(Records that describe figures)
= = = = =

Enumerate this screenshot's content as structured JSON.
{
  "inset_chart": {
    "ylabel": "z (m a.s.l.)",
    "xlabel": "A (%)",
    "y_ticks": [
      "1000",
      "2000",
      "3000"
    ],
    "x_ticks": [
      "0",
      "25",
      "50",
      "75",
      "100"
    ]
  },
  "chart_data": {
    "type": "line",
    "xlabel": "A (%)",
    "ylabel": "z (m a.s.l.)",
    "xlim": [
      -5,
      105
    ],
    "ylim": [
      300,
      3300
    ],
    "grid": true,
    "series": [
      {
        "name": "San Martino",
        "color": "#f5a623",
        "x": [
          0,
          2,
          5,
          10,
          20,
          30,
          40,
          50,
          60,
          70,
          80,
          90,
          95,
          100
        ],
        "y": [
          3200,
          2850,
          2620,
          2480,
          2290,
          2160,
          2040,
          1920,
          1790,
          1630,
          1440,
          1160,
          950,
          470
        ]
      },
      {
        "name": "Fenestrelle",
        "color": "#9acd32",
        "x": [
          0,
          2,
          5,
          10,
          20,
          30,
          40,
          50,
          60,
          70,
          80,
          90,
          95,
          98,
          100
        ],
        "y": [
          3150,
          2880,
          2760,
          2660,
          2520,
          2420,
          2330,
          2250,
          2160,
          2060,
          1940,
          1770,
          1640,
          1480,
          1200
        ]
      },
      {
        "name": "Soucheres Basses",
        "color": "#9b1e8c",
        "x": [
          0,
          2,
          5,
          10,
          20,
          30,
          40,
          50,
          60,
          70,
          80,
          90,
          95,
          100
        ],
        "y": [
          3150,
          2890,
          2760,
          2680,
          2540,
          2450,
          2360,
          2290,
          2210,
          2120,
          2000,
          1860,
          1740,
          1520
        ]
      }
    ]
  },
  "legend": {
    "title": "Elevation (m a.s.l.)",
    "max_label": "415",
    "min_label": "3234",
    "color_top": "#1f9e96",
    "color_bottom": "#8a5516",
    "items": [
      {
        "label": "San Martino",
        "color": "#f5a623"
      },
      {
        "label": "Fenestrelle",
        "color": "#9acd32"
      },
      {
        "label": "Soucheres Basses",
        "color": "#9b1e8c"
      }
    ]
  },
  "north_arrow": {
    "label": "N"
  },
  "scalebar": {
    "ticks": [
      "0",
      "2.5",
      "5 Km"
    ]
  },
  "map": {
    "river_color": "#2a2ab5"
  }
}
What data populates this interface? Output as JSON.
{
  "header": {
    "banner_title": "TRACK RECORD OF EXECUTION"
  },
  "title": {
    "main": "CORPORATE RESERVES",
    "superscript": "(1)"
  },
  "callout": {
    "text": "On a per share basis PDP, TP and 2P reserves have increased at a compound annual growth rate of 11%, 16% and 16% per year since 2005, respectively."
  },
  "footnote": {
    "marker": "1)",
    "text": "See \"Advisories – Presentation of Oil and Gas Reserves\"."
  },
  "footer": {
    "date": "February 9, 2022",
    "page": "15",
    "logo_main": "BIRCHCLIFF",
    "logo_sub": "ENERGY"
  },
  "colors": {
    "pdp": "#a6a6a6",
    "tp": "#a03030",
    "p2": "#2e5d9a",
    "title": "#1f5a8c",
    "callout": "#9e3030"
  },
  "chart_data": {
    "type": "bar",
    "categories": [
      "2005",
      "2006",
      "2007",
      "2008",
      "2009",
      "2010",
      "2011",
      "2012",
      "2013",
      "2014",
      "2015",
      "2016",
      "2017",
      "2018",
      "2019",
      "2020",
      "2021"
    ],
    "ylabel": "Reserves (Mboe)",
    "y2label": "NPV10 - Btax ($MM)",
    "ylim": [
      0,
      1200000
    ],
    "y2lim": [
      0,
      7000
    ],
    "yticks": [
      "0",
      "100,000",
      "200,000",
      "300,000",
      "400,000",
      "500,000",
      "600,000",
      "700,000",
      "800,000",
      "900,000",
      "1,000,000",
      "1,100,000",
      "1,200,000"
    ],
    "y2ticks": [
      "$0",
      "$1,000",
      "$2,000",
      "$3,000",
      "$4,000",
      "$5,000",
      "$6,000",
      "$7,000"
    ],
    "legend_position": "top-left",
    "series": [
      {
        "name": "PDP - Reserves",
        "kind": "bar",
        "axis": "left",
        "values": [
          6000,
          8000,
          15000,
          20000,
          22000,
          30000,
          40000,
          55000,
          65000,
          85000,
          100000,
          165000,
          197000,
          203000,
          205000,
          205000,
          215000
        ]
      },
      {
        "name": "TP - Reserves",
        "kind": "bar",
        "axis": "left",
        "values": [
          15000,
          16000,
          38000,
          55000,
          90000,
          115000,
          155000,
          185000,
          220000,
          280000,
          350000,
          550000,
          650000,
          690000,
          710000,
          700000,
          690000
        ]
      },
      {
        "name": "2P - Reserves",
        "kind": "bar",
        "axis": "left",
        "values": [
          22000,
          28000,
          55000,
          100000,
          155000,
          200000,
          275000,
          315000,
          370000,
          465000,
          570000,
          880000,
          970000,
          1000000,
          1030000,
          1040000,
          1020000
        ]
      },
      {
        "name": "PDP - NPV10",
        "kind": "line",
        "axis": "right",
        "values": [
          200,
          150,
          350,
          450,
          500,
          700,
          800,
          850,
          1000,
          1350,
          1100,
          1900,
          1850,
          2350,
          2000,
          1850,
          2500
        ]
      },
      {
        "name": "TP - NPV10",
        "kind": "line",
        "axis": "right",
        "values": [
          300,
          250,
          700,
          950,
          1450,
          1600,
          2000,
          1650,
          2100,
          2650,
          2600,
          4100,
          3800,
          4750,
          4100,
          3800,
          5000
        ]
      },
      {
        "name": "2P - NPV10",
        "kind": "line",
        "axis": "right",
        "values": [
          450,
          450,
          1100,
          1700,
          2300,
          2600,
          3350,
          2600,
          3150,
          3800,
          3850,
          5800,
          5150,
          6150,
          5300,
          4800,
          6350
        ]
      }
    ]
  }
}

= = = = =

What you are asked to do »
Word for word, write out all of the data above.

Completed task »
Enumerate this screenshot's content as structured JSON.
{
  "inset_chart": {
    "ylabel": "z (m a.s.l.)",
    "xlabel": "A (%)",
    "y_ticks": [
      "1000",
      "2000",
      "3000"
    ],
    "x_ticks": [
      "0",
      "25",
      "50",
      "75",
      "100"
    ]
  },
  "chart_data": {
    "type": "line",
    "xlabel": "A (%)",
    "ylabel": "z (m a.s.l.)",
    "xlim": [
      -5,
      105
    ],
    "ylim": [
      300,
      3300
    ],
    "grid": true,
    "series": [
      {
        "name": "San Martino",
        "color": "#f5a623",
        "x": [
          0,
          2,
          5,
          10,
          20,
          30,
          40,
          50,
          60,
          70,
          80,
          90,
          95,
          100
        ],
        "y": [
          3200,
          2850,
          2620,
          2480,
          2290,
          2160,
          2040,
          1920,
          1790,
          1630,
          1440,
          1160,
          950,
          470
        ]
      },
      {
        "name": "Fenestrelle",
        "color": "#9acd32",
        "x": [
          0,
          2,
          5,
          10,
          20,
          30,
          40,
          50,
          60,
          70,
          80,
          90,
          95,
          98,
          100
        ],
        "y": [
          3150,
          2880,
          2760,
          2660,
          2520,
          2420,
          2330,
          2250,
          2160,
          2060,
          1940,
          1770,
          1640,
          1480,
          1200
        ]
      },
      {
        "name": "Soucheres Basses",
        "color": "#9b1e8c",
        "x": [
          0,
          2,
          5,
          10,
          20,
          30,
          40,
          50,
          60,
          70,
          80,
          90,
          95,
          100
        ],
        "y": [
          3150,
          2890,
          2760,
          2680,
          2540,
          2450,
          2360,
          2290,
          2210,
          2120,
          2000,
          1860,
          1740,
          1520
        ]
      }
    ]
  },
  "legend": {
    "title": "Elevation (m a.s.l.)",
    "max_label": "415",
    "min_label": "3234",
    "color_top": "#1f9e96",
    "color_bottom": "#8a5516",
    "items": [
      {
        "label": "San Martino",
        "color": "#f5a623"
      },
      {
        "label": "Fenestrelle",
        "color": "#9acd32"
      },
      {
        "label": "Soucheres Basses",
        "color": "#9b1e8c"
      }
    ]
  },
  "north_arrow": {
    "label": "N"
  },
  "scalebar": {
    "ticks": [
      "0",
      "2.5",
      "5 Km"
    ]
  },
  "map": {
    "river_color": "#2a2ab5"
  }
}
What data populates this interface? Output as JSON.
{
  "header": {
    "banner_title": "TRACK RECORD OF EXECUTION"
  },
  "title": {
    "main": "CORPORATE RESERVES",
    "superscript": "(1)"
  },
  "callout": {
    "text": "On a per share basis PDP, TP and 2P reserves have increased at a compound annual growth rate of 11%, 16% and 16% per year since 2005, respectively."
  },
  "footnote": {
    "marker": "1)",
    "text": "See \"Advisories – Presentation of Oil and Gas Reserves\"."
  },
  "footer": {
    "date": "February 9, 2022",
    "page": "15",
    "logo_main": "BIRCHCLIFF",
    "logo_sub": "ENERGY"
  },
  "colors": {
    "pdp": "#a6a6a6",
    "tp": "#a03030",
    "p2": "#2e5d9a",
    "title": "#1f5a8c",
    "callout": "#9e3030"
  },
  "chart_data": {
    "type": "bar",
    "categories": [
      "2005",
      "2006",
      "2007",
      "2008",
      "2009",
      "2010",
      "2011",
      "2012",
      "2013",
      "2014",
      "2015",
      "2016",
      "2017",
      "2018",
      "2019",
      "2020",
      "2021"
    ],
    "ylabel": "Reserves (Mboe)",
    "y2label": "NPV10 - Btax ($MM)",
    "ylim": [
      0,
      1200000
    ],
    "y2lim": [
      0,
      7000
    ],
    "yticks": [
      "0",
      "100,000",
      "200,000",
      "300,000",
      "400,000",
      "500,000",
      "600,000",
      "700,000",
      "800,000",
      "900,000",
      "1,000,000",
      "1,100,000",
      "1,200,000"
    ],
    "y2ticks": [
      "$0",
      "$1,000",
      "$2,000",
      "$3,000",
      "$4,000",
      "$5,000",
      "$6,000",
      "$7,000"
    ],
    "legend_position": "top-left",
    "series": [
      {
        "name": "PDP - Reserves",
        "kind": "bar",
        "axis": "left",
        "values": [
          6000,
          8000,
          15000,
          20000,
          22000,
          30000,
          40000,
          55000,
          65000,
          85000,
          100000,
          165000,
          197000,
          203000,
          205000,
          205000,
          215000
        ]
      },
      {
        "name": "TP - Reserves",
        "kind": "bar",
        "axis": "left",
        "values": [
          15000,
          16000,
          38000,
          55000,
          90000,
          115000,
          155000,
          185000,
          220000,
          280000,
          350000,
          550000,
          650000,
          690000,
          710000,
          700000,
          690000
        ]
      },
      {
        "name": "2P - Reserves",
        "kind": "bar",
        "axis": "left",
        "values": [
          22000,
          28000,
          55000,
          100000,
          155000,
          200000,
          275000,
          315000,
          370000,
          465000,
          570000,
          880000,
          970000,
          1000000,
          1030000,
          1040000,
          1020000
        ]
      },
      {
        "name": "PDP - NPV10",
        "kind": "line",
        "axis": "right",
        "values": [
          200,
          150,
          350,
          450,
          500,
          700,
          800,
          850,
          1000,
          1350,
          1100,
          1900,
          1850,
          2350,
          2000,
          1850,
          2500
        ]
      },
      {
        "name": "TP - NPV10",
        "kind": "line",
        "axis": "right",
        "values": [
          300,
          250,
          700,
          950,
          1450,
          1600,
          2000,
          1650,
          2100,
          2650,
          2600,
          4100,
          3800,
          4750,
          4100,
          3800,
          5000
        ]
      },
      {
        "name": "2P - NPV10",
        "kind": "line",
        "axis": "right",
        "values": [
          450,
          450,
          1100,
          1700,
          2300,
          2600,
          3350,
          2600,
          3150,
          3800,
          3850,
          5800,
          5150,
          6150,
          5300,
          4800,
          6350
        ]
      }
    ]
  }
}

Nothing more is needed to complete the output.